| Extracted entries |
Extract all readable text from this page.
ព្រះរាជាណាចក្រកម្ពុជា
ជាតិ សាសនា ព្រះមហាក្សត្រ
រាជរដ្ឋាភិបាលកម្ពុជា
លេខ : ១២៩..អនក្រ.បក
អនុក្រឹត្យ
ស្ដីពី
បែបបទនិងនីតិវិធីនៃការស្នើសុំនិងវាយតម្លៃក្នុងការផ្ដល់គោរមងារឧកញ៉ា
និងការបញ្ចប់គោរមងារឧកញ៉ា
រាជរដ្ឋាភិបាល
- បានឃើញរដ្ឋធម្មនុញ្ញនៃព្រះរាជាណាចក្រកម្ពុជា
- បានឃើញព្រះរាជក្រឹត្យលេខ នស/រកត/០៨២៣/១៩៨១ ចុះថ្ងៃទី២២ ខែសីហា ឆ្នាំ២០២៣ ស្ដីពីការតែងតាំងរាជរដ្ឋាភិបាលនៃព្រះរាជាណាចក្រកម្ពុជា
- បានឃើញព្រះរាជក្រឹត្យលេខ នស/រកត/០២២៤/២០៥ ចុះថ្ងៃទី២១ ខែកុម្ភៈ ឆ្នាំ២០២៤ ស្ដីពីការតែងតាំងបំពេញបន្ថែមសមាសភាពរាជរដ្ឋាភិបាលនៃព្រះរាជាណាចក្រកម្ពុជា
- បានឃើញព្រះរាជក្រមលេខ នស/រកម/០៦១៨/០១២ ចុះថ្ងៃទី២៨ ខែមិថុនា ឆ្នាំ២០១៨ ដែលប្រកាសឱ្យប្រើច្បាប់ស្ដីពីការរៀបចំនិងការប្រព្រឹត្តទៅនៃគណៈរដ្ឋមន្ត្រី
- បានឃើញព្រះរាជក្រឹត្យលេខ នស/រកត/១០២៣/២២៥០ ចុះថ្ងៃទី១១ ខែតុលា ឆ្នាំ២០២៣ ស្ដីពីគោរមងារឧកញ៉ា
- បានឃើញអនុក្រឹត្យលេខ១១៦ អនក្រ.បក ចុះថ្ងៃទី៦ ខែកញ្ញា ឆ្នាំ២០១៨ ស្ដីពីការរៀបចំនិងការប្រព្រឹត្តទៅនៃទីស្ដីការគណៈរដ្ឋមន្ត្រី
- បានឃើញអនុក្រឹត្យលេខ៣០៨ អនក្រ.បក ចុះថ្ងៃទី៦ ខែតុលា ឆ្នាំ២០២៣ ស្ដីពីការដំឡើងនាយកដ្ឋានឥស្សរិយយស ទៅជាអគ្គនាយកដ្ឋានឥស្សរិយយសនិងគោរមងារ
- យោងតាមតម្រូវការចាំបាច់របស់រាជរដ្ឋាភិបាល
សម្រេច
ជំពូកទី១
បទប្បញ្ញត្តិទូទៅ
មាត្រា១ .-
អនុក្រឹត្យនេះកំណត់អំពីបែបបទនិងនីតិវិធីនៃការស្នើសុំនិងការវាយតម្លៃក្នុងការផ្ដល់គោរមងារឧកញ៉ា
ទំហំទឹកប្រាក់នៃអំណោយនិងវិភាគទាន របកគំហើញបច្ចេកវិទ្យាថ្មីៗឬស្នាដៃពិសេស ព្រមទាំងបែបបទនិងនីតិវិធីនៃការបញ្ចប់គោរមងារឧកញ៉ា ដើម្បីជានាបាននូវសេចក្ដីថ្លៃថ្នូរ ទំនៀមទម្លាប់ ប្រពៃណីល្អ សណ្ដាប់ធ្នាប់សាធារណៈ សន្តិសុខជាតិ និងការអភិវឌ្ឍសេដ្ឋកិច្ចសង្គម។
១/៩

| What is needed |
Copy out the data shown above without altering anything.

| Solution to the problem |
Extract all readable text from this page.
ព្រះរាជាណាចក្រកម្ពុជា
ជាតិ សាសនា ព្រះមហាក្សត្រ
រាជរដ្ឋាភិបាលកម្ពុជា
លេខ : ១២៩..អនក្រ.បក
អនុក្រឹត្យ
ស្ដីពី
បែបបទនិងនីតិវិធីនៃការស្នើសុំនិងវាយតម្លៃក្នុងការផ្ដល់គោរមងារឧកញ៉ា
និងការបញ្ចប់គោរមងារឧកញ៉ា
រាជរដ្ឋាភិបាល
- បានឃើញរដ្ឋធម្មនុញ្ញនៃព្រះរាជាណាចក្រកម្ពុជា
- បានឃើញព្រះរាជក្រឹត្យលេខ នស/រកត/០៨២៣/១៩៨១ ចុះថ្ងៃទី២២ ខែសីហា ឆ្នាំ២០២៣ ស្ដីពីការតែងតាំងរាជរដ្ឋាភិបាលនៃព្រះរាជាណាចក្រកម្ពុជា
- បានឃើញព្រះរាជក្រឹត្យលេខ នស/រកត/០២២៤/២០៥ ចុះថ្ងៃទី២១ ខែកុម្ភៈ ឆ្នាំ២០២៤ ស្ដីពីការតែងតាំងបំពេញបន្ថែមសមាសភាពរាជរដ្ឋាភិបាលនៃព្រះរាជាណាចក្រកម្ពុជា
- បានឃើញព្រះរាជក្រមលេខ នស/រកម/០៦១៨/០១២ ចុះថ្ងៃទី២៨ ខែមិថុនា ឆ្នាំ២០១៨ ដែលប្រកាសឱ្យប្រើច្បាប់ស្ដីពីការរៀបចំនិងការប្រព្រឹត្តទៅនៃគណៈរដ្ឋមន្ត្រី
- បានឃើញព្រះរាជក្រឹត្យលេខ នស/រកត/១០២៣/២២៥០ ចុះថ្ងៃទី១១ ខែតុលា ឆ្នាំ២០២៣ ស្ដីពីគោរមងារឧកញ៉ា
- បានឃើញអនុក្រឹត្យលេខ១១៦ អនក្រ.បក ចុះថ្ងៃទី៦ ខែកញ្ញា ឆ្នាំ២០១៨ ស្ដីពីការរៀបចំនិងការប្រព្រឹត្តទៅនៃទីស្ដីការគណៈរដ្ឋមន្ត្រី
- បានឃើញអនុក្រឹត្យលេខ៣០៨ អនក្រ.បក ចុះថ្ងៃទី៦ ខែតុលា ឆ្នាំ២០២៣ ស្ដីពីការដំឡើងនាយកដ្ឋានឥស្សរិយយស ទៅជាអគ្គនាយកដ្ឋានឥស្សរិយយសនិងគោរមងារ
- យោងតាមតម្រូវការចាំបាច់របស់រាជរដ្ឋាភិបាល
សម្រេច
ជំពូកទី១
បទប្បញ្ញត្តិទូទៅ
មាត្រា១ .-
អនុក្រឹត្យនេះកំណត់អំពីបែបបទនិងនីតិវិធីនៃការស្នើសុំនិងការវាយតម្លៃក្នុងការផ្ដល់គោរមងារឧកញ៉ា
ទំហំទឹកប្រាក់នៃអំណោយនិងវិភាគទាន របកគំហើញបច្ចេកវិទ្យាថ្មីៗឬស្នាដៃពិសេស ព្រមទាំងបែបបទនិងនីតិវិធីនៃការបញ្ចប់គោរមងារឧកញ៉ា ដើម្បីជានាបាននូវសេចក្ដីថ្លៃថ្នូរ ទំនៀមទម្លាប់ ប្រពៃណីល្អ សណ្ដាប់ធ្នាប់សាធារណៈ សន្តិសុខជាតិ និងការអភិវឌ្ឍសេដ្ឋកិច្ចសង្គម។
១/៩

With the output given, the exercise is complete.